---------- DATA EXTRACT
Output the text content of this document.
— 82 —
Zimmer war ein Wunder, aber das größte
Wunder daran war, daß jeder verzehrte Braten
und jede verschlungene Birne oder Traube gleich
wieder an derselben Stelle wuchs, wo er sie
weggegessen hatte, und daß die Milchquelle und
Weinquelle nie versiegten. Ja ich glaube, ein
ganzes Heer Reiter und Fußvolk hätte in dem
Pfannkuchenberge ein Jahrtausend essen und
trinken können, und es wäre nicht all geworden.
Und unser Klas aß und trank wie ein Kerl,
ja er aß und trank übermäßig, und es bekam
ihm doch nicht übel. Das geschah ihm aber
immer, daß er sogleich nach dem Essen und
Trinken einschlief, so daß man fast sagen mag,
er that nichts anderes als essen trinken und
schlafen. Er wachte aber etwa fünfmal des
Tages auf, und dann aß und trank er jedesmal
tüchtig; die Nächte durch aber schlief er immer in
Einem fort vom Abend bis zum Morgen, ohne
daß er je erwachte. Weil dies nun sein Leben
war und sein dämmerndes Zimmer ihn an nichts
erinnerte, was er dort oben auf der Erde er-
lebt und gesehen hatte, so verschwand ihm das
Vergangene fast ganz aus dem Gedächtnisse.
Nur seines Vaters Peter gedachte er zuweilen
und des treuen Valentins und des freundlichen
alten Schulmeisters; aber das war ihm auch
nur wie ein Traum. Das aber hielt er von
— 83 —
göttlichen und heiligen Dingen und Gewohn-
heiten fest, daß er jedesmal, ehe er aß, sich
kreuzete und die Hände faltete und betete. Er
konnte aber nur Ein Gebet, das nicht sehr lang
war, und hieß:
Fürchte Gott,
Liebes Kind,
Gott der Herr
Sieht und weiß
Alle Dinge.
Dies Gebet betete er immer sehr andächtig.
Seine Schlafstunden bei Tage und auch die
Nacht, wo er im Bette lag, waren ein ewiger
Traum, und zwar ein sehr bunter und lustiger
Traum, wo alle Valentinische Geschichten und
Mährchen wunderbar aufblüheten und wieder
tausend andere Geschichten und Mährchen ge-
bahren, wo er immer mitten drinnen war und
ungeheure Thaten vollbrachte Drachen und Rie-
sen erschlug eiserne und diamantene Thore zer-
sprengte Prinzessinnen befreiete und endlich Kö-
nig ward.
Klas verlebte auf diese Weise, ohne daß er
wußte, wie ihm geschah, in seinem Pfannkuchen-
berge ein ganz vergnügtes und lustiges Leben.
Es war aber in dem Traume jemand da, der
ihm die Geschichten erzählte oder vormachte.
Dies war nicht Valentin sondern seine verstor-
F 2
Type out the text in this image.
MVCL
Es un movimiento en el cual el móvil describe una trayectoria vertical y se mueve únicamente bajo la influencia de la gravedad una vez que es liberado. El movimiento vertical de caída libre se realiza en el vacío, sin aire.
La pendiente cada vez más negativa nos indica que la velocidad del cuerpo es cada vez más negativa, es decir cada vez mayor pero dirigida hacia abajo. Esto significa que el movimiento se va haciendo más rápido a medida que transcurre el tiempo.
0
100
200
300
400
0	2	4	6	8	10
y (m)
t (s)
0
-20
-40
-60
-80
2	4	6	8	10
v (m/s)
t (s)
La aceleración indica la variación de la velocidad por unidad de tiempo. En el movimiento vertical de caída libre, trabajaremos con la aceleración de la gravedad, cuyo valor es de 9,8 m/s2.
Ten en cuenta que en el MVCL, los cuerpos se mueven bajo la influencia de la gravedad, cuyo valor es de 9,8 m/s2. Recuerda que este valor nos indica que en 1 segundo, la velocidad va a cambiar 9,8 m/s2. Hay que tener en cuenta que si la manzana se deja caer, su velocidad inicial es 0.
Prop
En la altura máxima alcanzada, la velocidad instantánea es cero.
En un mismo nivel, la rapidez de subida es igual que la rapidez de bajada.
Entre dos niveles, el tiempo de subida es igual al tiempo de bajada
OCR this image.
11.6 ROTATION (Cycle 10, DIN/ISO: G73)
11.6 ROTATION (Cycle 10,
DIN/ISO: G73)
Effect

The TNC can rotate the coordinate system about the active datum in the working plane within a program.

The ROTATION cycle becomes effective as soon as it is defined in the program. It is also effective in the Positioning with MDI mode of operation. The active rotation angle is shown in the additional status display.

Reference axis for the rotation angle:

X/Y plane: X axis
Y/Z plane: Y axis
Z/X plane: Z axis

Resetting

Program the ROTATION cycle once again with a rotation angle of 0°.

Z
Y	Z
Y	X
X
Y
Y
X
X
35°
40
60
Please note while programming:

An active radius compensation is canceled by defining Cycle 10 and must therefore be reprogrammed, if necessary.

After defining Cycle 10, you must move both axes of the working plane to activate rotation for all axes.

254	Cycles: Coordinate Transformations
--------------------
- _WHAT YOU WILL DO_
Print every record exactly as it was given.

- _TASK SOLUTION_
Output the text content of this document.
— 82 —
Zimmer war ein Wunder, aber das größte
Wunder daran war, daß jeder verzehrte Braten
und jede verschlungene Birne oder Traube gleich
wieder an derselben Stelle wuchs, wo er sie
weggegessen hatte, und daß die Milchquelle und
Weinquelle nie versiegten. Ja ich glaube, ein
ganzes Heer Reiter und Fußvolk hätte in dem
Pfannkuchenberge ein Jahrtausend essen und
trinken können, und es wäre nicht all geworden.
Und unser Klas aß und trank wie ein Kerl,
ja er aß und trank übermäßig, und es bekam
ihm doch nicht übel. Das geschah ihm aber
immer, daß er sogleich nach dem Essen und
Trinken einschlief, so daß man fast sagen mag,
er that nichts anderes als essen trinken und
schlafen. Er wachte aber etwa fünfmal des
Tages auf, und dann aß und trank er jedesmal
tüchtig; die Nächte durch aber schlief er immer in
Einem fort vom Abend bis zum Morgen, ohne
daß er je erwachte. Weil dies nun sein Leben
war und sein dämmerndes Zimmer ihn an nichts
erinnerte, was er dort oben auf der Erde er-
lebt und gesehen hatte, so verschwand ihm das
Vergangene fast ganz aus dem Gedächtnisse.
Nur seines Vaters Peter gedachte er zuweilen
und des treuen Valentins und des freundlichen
alten Schulmeisters; aber das war ihm auch
nur wie ein Traum. Das aber hielt er von
— 83 —
göttlichen und heiligen Dingen und Gewohn-
heiten fest, daß er jedesmal, ehe er aß, sich
kreuzete und die Hände faltete und betete. Er
konnte aber nur Ein Gebet, das nicht sehr lang
war, und hieß:
Fürchte Gott,
Liebes Kind,
Gott der Herr
Sieht und weiß
Alle Dinge.
Dies Gebet betete er immer sehr andächtig.
Seine Schlafstunden bei Tage und auch die
Nacht, wo er im Bette lag, waren ein ewiger
Traum, und zwar ein sehr bunter und lustiger
Traum, wo alle Valentinische Geschichten und
Mährchen wunderbar aufblüheten und wieder
tausend andere Geschichten und Mährchen ge-
bahren, wo er immer mitten drinnen war und
ungeheure Thaten vollbrachte Drachen und Rie-
sen erschlug eiserne und diamantene Thore zer-
sprengte Prinzessinnen befreiete und endlich Kö-
nig ward.
Klas verlebte auf diese Weise, ohne daß er
wußte, wie ihm geschah, in seinem Pfannkuchen-
berge ein ganz vergnügtes und lustiges Leben.
Es war aber in dem Traume jemand da, der
ihm die Geschichten erzählte oder vormachte.
Dies war nicht Valentin sondern seine verstor-
F 2
Type out the text in this image.
MVCL
Es un movimiento en el cual el móvil describe una trayectoria vertical y se mueve únicamente bajo la influencia de la gravedad una vez que es liberado. El movimiento vertical de caída libre se realiza en el vacío, sin aire.
La pendiente cada vez más negativa nos indica que la velocidad del cuerpo es cada vez más negativa, es decir cada vez mayor pero dirigida hacia abajo. Esto significa que el movimiento se va haciendo más rápido a medida que transcurre el tiempo.
0
100
200
300
400
0	2	4	6	8	10
y (m)
t (s)
0
-20
-40
-60
-80
2	4	6	8	10
v (m/s)
t (s)
La aceleración indica la variación de la velocidad por unidad de tiempo. En el movimiento vertical de caída libre, trabajaremos con la aceleración de la gravedad, cuyo valor es de 9,8 m/s2.
Ten en cuenta que en el MVCL, los cuerpos se mueven bajo la influencia de la gravedad, cuyo valor es de 9,8 m/s2. Recuerda que este valor nos indica que en 1 segundo, la velocidad va a cambiar 9,8 m/s2. Hay que tener en cuenta que si la manzana se deja caer, su velocidad inicial es 0.
Prop
En la altura máxima alcanzada, la velocidad instantánea es cero.
En un mismo nivel, la rapidez de subida es igual que la rapidez de bajada.
Entre dos niveles, el tiempo de subida es igual al tiempo de bajada
OCR this image.
11.6 ROTATION (Cycle 10, DIN/ISO: G73)
11.6 ROTATION (Cycle 10,
DIN/ISO: G73)
Effect

The TNC can rotate the coordinate system about the active datum in the working plane within a program.

The ROTATION cycle becomes effective as soon as it is defined in the program. It is also effective in the Positioning with MDI mode of operation. The active rotation angle is shown in the additional status display.

Reference axis for the rotation angle:

X/Y plane: X axis
Y/Z plane: Y axis
Z/X plane: Z axis

Resetting

Program the ROTATION cycle once again with a rotation angle of 0°.

Z
Y	Z
Y	X
X
Y
Y
X
X
35°
40
60
Please note while programming:

An active radius compensation is canceled by defining Cycle 10 and must therefore be reprogrammed, if necessary.

After defining Cycle 10, you must move both axes of the working plane to activate rotation for all axes.

254	Cycles: Coordinate Transformations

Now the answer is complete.